Tally the lines below that contain "copyright". The number is the whole answer.
═════ Information shown ═════
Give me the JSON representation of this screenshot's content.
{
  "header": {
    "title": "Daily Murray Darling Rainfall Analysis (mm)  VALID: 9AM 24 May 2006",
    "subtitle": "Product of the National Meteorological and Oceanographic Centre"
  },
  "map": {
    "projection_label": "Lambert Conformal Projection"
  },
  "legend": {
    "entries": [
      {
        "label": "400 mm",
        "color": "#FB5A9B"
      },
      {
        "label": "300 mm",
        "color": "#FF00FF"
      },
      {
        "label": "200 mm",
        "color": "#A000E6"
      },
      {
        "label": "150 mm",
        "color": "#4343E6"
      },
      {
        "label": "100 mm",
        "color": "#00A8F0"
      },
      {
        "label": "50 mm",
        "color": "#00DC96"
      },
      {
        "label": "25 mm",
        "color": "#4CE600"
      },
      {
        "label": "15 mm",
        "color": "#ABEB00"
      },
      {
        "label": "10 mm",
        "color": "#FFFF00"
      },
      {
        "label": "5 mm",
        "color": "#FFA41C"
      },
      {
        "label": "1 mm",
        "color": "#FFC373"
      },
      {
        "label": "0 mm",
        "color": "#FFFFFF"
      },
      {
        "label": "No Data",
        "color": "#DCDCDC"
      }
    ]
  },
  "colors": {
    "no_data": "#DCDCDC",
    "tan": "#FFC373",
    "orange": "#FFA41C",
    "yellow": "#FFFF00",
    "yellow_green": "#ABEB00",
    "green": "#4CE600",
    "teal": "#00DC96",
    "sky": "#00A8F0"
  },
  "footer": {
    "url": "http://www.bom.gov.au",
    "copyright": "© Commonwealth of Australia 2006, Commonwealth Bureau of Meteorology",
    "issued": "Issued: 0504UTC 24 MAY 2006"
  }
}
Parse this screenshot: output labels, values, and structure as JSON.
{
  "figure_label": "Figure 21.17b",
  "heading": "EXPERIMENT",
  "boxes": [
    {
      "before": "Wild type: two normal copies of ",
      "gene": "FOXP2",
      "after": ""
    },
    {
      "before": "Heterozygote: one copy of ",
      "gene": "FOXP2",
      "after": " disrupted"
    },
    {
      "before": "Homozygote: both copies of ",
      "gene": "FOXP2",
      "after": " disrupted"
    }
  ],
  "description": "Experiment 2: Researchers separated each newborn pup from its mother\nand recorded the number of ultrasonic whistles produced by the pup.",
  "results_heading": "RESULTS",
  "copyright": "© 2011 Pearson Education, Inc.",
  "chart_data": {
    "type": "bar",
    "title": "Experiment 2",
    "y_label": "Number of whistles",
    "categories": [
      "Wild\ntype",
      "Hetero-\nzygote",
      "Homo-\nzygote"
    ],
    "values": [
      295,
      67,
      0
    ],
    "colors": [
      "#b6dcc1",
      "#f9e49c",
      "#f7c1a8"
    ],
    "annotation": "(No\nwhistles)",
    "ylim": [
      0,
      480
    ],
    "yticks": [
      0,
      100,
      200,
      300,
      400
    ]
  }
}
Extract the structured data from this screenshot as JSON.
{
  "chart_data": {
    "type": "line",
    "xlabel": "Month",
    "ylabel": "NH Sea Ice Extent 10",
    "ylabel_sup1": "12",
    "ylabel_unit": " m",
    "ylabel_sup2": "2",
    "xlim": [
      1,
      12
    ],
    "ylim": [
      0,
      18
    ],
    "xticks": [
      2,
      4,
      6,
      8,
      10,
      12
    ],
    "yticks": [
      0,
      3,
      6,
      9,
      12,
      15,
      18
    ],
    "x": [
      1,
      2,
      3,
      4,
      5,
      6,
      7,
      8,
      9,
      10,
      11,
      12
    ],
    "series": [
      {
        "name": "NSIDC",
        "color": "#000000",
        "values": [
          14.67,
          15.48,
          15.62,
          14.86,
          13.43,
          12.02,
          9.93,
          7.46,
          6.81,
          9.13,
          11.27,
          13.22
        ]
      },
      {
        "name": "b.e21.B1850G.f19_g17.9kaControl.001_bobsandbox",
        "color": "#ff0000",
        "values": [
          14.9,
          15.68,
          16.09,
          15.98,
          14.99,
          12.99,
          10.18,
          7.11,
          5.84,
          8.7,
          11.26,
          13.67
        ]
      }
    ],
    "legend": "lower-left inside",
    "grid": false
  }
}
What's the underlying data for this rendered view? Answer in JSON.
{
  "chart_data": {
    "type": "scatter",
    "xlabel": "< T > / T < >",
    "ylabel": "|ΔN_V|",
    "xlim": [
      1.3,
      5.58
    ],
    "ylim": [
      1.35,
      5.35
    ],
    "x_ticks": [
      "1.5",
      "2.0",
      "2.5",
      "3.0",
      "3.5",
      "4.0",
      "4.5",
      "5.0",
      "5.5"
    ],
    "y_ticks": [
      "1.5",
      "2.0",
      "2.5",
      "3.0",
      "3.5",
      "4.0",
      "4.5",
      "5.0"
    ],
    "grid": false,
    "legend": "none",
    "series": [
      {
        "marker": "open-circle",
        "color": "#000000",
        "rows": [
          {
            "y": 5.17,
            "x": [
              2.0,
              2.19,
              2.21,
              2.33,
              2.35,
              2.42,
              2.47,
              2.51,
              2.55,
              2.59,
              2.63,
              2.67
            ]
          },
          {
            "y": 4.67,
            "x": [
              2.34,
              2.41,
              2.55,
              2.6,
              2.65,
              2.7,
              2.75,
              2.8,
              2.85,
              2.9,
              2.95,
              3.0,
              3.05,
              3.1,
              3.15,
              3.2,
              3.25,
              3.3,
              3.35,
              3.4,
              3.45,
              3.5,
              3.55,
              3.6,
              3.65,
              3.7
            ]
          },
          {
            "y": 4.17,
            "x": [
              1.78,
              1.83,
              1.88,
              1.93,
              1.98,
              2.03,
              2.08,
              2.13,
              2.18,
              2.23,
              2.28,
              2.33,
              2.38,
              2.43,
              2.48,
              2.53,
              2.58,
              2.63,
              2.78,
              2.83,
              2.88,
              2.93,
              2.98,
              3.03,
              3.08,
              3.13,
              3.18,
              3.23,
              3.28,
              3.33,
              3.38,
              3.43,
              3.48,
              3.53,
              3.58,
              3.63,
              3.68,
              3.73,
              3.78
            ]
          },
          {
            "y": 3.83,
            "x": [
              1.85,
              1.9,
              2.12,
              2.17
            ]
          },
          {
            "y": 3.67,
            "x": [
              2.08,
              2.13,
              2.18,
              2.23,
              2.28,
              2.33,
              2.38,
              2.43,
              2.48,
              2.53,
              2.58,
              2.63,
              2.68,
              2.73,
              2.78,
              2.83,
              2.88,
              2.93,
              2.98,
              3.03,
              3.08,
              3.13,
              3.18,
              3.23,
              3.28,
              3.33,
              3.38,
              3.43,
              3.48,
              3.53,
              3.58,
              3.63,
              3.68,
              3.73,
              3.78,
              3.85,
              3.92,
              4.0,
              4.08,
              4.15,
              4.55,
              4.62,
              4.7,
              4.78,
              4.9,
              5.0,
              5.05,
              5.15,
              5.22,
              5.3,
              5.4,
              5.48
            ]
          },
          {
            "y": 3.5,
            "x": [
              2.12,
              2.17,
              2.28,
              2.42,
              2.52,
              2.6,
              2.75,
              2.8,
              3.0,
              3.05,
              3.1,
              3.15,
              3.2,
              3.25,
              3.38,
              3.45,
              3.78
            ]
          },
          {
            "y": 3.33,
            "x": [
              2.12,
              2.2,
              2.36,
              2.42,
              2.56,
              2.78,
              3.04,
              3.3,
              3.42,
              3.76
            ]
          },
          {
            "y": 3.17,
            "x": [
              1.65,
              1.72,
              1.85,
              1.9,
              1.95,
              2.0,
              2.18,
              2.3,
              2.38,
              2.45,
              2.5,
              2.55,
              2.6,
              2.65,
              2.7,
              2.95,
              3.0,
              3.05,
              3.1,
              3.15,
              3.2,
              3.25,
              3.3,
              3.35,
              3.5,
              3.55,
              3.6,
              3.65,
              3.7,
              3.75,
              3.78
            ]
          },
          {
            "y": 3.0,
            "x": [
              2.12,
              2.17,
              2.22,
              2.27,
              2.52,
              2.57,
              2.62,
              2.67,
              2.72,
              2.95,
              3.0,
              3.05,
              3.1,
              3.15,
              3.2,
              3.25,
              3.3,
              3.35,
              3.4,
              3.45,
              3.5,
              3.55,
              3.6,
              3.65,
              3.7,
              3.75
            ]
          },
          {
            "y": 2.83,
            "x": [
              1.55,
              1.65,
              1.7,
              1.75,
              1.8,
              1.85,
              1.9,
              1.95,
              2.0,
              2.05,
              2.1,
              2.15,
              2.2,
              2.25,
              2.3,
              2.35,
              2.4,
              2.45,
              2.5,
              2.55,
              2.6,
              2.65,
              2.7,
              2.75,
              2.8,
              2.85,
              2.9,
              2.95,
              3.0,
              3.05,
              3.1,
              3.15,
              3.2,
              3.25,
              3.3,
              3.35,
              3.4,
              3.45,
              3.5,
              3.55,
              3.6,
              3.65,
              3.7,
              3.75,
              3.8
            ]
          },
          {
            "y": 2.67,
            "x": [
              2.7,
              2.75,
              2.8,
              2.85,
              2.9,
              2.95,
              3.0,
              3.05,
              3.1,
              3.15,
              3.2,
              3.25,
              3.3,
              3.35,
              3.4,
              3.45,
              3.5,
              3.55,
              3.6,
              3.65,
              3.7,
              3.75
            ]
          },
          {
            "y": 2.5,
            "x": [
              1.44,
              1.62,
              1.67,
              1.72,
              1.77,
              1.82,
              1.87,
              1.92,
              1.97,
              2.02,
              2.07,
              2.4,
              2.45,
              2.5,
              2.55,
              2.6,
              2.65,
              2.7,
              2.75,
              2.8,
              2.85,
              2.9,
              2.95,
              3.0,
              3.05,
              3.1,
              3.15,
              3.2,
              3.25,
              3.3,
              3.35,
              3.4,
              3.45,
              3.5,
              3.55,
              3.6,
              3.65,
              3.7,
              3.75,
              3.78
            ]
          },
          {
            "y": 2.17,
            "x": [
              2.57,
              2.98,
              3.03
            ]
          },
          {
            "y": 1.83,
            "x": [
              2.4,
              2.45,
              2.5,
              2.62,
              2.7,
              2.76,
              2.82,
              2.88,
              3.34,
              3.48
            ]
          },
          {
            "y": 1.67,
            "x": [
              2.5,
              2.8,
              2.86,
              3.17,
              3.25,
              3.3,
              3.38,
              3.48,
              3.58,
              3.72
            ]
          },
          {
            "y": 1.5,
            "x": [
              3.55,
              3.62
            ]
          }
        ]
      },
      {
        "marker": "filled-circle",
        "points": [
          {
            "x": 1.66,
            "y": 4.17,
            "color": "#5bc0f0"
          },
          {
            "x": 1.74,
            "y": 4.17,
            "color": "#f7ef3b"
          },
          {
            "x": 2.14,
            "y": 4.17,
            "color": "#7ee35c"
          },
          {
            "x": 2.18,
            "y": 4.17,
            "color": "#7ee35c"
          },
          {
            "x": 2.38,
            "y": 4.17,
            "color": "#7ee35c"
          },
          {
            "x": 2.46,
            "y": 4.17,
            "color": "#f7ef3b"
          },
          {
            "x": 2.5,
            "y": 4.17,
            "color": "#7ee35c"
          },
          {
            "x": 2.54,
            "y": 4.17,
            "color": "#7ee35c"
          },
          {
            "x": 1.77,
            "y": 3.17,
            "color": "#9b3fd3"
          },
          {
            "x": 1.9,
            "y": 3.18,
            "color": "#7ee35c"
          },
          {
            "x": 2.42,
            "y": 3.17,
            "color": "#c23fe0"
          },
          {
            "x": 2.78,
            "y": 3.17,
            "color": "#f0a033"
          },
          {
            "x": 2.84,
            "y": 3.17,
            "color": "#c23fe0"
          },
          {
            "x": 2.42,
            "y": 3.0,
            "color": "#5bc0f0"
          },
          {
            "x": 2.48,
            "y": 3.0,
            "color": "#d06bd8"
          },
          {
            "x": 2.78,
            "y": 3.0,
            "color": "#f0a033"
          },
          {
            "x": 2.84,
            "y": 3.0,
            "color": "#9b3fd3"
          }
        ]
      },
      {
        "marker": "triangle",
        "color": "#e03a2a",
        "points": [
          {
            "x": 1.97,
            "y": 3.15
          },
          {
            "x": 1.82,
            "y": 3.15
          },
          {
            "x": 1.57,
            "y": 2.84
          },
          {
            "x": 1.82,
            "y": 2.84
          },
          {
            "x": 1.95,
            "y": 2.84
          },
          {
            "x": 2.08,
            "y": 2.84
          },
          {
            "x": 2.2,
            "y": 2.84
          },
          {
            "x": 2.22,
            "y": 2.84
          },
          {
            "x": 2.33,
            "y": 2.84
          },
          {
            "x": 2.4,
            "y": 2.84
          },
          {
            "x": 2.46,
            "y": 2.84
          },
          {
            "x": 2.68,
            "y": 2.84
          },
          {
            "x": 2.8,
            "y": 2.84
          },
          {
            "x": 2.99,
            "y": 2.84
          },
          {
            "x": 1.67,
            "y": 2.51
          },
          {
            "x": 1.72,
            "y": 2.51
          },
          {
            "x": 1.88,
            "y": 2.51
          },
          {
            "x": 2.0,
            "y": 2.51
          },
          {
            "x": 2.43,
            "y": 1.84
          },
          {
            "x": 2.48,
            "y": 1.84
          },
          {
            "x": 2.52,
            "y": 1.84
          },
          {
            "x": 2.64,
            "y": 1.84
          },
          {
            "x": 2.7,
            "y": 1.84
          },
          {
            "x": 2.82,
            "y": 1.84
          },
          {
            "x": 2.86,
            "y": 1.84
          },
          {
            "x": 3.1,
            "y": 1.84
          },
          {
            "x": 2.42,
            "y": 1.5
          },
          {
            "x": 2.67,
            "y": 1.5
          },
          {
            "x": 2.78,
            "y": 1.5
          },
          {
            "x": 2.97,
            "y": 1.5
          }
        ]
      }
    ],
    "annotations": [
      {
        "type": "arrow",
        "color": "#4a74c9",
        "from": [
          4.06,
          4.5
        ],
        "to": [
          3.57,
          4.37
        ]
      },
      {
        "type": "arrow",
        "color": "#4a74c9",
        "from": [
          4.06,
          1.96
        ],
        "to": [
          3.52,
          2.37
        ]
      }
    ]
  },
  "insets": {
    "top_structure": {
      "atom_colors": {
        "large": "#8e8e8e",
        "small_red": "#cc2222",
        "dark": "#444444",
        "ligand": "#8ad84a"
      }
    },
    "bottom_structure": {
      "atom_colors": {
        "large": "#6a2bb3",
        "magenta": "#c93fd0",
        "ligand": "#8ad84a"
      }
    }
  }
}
═════
• Solution for this problem:
2